| Required task |
Quote the listing below in its entirety.

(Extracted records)

>>>

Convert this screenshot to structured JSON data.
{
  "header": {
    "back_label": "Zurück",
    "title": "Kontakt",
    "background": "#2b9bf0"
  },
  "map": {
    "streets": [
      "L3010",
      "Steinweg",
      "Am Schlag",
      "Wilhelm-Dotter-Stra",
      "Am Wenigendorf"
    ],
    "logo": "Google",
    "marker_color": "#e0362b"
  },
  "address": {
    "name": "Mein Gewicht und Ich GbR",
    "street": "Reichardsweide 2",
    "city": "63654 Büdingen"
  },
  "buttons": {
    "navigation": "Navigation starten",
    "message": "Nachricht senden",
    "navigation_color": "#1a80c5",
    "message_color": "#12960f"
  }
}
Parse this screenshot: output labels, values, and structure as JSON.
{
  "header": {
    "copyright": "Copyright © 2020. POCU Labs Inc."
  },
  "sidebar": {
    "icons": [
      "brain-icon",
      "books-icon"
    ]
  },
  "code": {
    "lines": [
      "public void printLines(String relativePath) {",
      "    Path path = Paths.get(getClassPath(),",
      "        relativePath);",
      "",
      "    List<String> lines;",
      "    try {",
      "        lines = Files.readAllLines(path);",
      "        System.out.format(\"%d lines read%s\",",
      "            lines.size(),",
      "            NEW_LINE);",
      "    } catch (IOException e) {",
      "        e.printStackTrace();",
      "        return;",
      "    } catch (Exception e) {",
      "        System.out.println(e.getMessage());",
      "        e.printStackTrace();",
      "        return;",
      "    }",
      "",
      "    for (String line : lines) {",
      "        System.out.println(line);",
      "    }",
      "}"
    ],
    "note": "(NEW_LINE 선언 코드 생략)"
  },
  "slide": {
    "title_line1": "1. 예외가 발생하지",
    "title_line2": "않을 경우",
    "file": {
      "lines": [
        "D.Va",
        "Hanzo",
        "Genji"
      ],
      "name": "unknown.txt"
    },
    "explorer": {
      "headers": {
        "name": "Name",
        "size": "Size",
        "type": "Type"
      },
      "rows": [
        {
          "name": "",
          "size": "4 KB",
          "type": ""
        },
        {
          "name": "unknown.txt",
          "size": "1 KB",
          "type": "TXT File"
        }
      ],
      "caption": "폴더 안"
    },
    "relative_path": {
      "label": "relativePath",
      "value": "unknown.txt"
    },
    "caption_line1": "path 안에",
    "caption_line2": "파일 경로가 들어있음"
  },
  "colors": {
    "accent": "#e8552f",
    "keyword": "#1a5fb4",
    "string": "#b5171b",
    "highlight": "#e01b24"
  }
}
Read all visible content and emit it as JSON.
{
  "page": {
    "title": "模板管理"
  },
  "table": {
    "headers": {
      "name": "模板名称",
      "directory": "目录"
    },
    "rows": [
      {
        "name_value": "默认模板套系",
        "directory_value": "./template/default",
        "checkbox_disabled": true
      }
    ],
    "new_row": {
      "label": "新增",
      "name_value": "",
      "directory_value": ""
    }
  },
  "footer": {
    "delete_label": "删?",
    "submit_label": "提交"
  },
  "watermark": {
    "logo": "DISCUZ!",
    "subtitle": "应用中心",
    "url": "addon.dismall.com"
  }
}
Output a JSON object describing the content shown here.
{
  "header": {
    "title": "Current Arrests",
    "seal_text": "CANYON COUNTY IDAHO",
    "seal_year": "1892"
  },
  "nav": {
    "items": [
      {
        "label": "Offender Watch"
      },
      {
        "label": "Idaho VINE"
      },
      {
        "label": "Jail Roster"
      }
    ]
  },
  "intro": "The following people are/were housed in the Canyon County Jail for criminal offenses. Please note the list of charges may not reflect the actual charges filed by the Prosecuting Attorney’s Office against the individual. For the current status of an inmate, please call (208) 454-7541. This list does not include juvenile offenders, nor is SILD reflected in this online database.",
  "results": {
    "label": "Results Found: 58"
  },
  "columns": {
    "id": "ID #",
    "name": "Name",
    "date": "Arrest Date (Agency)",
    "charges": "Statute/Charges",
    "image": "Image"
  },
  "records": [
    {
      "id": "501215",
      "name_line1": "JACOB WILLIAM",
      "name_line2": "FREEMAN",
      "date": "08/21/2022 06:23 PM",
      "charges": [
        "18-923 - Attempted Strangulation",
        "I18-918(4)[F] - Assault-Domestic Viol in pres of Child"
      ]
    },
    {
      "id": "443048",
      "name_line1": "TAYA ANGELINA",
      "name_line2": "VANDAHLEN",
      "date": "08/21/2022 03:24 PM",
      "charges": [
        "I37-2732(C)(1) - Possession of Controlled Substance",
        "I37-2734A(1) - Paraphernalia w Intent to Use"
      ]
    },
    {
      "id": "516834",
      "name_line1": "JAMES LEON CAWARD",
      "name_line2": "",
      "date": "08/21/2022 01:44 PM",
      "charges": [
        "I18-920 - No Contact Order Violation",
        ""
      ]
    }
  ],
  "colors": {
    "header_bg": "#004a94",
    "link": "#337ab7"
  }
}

<<<

| Worked solution |
Convert this screenshot to structured JSON data.
{
  "header": {
    "back_label": "Zurück",
    "title": "Kontakt",
    "background": "#2b9bf0"
  },
  "map": {
    "streets": [
      "L3010",
      "Steinweg",
      "Am Schlag",
      "Wilhelm-Dotter-Stra",
      "Am Wenigendorf"
    ],
    "logo": "Google",
    "marker_color": "#e0362b"
  },
  "address": {
    "name": "Mein Gewicht und Ich GbR",
    "street": "Reichardsweide 2",
    "city": "63654 Büdingen"
  },
  "buttons": {
    "navigation": "Navigation starten",
    "message": "Nachricht senden",
    "navigation_color": "#1a80c5",
    "message_color": "#12960f"
  }
}
Parse this screenshot: output labels, values, and structure as JSON.
{
  "header": {
    "copyright": "Copyright © 2020. POCU Labs Inc."
  },
  "sidebar": {
    "icons": [
      "brain-icon",
      "books-icon"
    ]
  },
  "code": {
    "lines": [
      "public void printLines(String relativePath) {",
      "    Path path = Paths.get(getClassPath(),",
      "        relativePath);",
      "",
      "    List<String> lines;",
      "    try {",
      "        lines = Files.readAllLines(path);",
      "        System.out.format(\"%d lines read%s\",",
      "            lines.size(),",
      "            NEW_LINE);",
      "    } catch (IOException e) {",
      "        e.printStackTrace();",
      "        return;",
      "    } catch (Exception e) {",
      "        System.out.println(e.getMessage());",
      "        e.printStackTrace();",
      "        return;",
      "    }",
      "",
      "    for (String line : lines) {",
      "        System.out.println(line);",
      "    }",
      "}"
    ],
    "note": "(NEW_LINE 선언 코드 생략)"
  },
  "slide": {
    "title_line1": "1. 예외가 발생하지",
    "title_line2": "않을 경우",
    "file": {
      "lines": [
        "D.Va",
        "Hanzo",
        "Genji"
      ],
      "name": "unknown.txt"
    },
    "explorer": {
      "headers": {
        "name": "Name",
        "size": "Size",
        "type": "Type"
      },
      "rows": [
        {
          "name": "",
          "size": "4 KB",
          "type": ""
        },
        {
          "name": "unknown.txt",
          "size": "1 KB",
          "type": "TXT File"
        }
      ],
      "caption": "폴더 안"
    },
    "relative_path": {
      "label": "relativePath",
      "value": "unknown.txt"
    },
    "caption_line1": "path 안에",
    "caption_line2": "파일 경로가 들어있음"
  },
  "colors": {
    "accent": "#e8552f",
    "keyword": "#1a5fb4",
    "string": "#b5171b",
    "highlight": "#e01b24"
  }
}
Read all visible content and emit it as JSON.
{
  "page": {
    "title": "模板管理"
  },
  "table": {
    "headers": {
      "name": "模板名称",
      "directory": "目录"
    },
    "rows": [
      {
        "name_value": "默认模板套系",
        "directory_value": "./template/default",
        "checkbox_disabled": true
      }
    ],
    "new_row": {
      "label": "新增",
      "name_value": "",
      "directory_value": ""
    }
  },
  "footer": {
    "delete_label": "删?",
    "submit_label": "提交"
  },
  "watermark": {
    "logo": "DISCUZ!",
    "subtitle": "应用中心",
    "url": "addon.dismall.com"
  }
}
Output a JSON object describing the content shown here.
{
  "header": {
    "title": "Current Arrests",
    "seal_text": "CANYON COUNTY IDAHO",
    "seal_year": "1892"
  },
  "nav": {
    "items": [
      {
        "label": "Offender Watch"
      },
      {
        "label": "Idaho VINE"
      },
      {
        "label": "Jail Roster"
      }
    ]
  },
  "intro": "The following people are/were housed in the Canyon County Jail for criminal offenses. Please note the list of charges may not reflect the actual charges filed by the Prosecuting Attorney’s Office against the individual. For the current status of an inmate, please call (208) 454-7541. This list does not include juvenile offenders, nor is SILD reflected in this online database.",
  "results": {
    "label": "Results Found: 58"
  },
  "columns": {
    "id": "ID #",
    "name": "Name",
    "date": "Arrest Date (Agency)",
    "charges": "Statute/Charges",
    "image": "Image"
  },
  "records": [
    {
      "id": "501215",
      "name_line1": "JACOB WILLIAM",
      "name_line2": "FREEMAN",
      "date": "08/21/2022 06:23 PM",
      "charges": [
        "18-923 - Attempted Strangulation",
        "I18-918(4)[F] - Assault-Domestic Viol in pres of Child"
      ]
    },
    {
      "id": "443048",
      "name_line1": "TAYA ANGELINA",
      "name_line2": "VANDAHLEN",
      "date": "08/21/2022 03:24 PM",
      "charges": [
        "I37-2732(C)(1) - Possession of Controlled Substance",
        "I37-2734A(1) - Paraphernalia w Intent to Use"
      ]
    },
    {
      "id": "516834",
      "name_line1": "JAMES LEON CAWARD",
      "name_line2": "",
      "date": "08/21/2022 01:44 PM",
      "charges": [
        "I18-920 - No Contact Order Violation",
        ""
      ]
    }
  ],
  "colors": {
    "header_bg": "#004a94",
    "link": "#337ab7"
  }
}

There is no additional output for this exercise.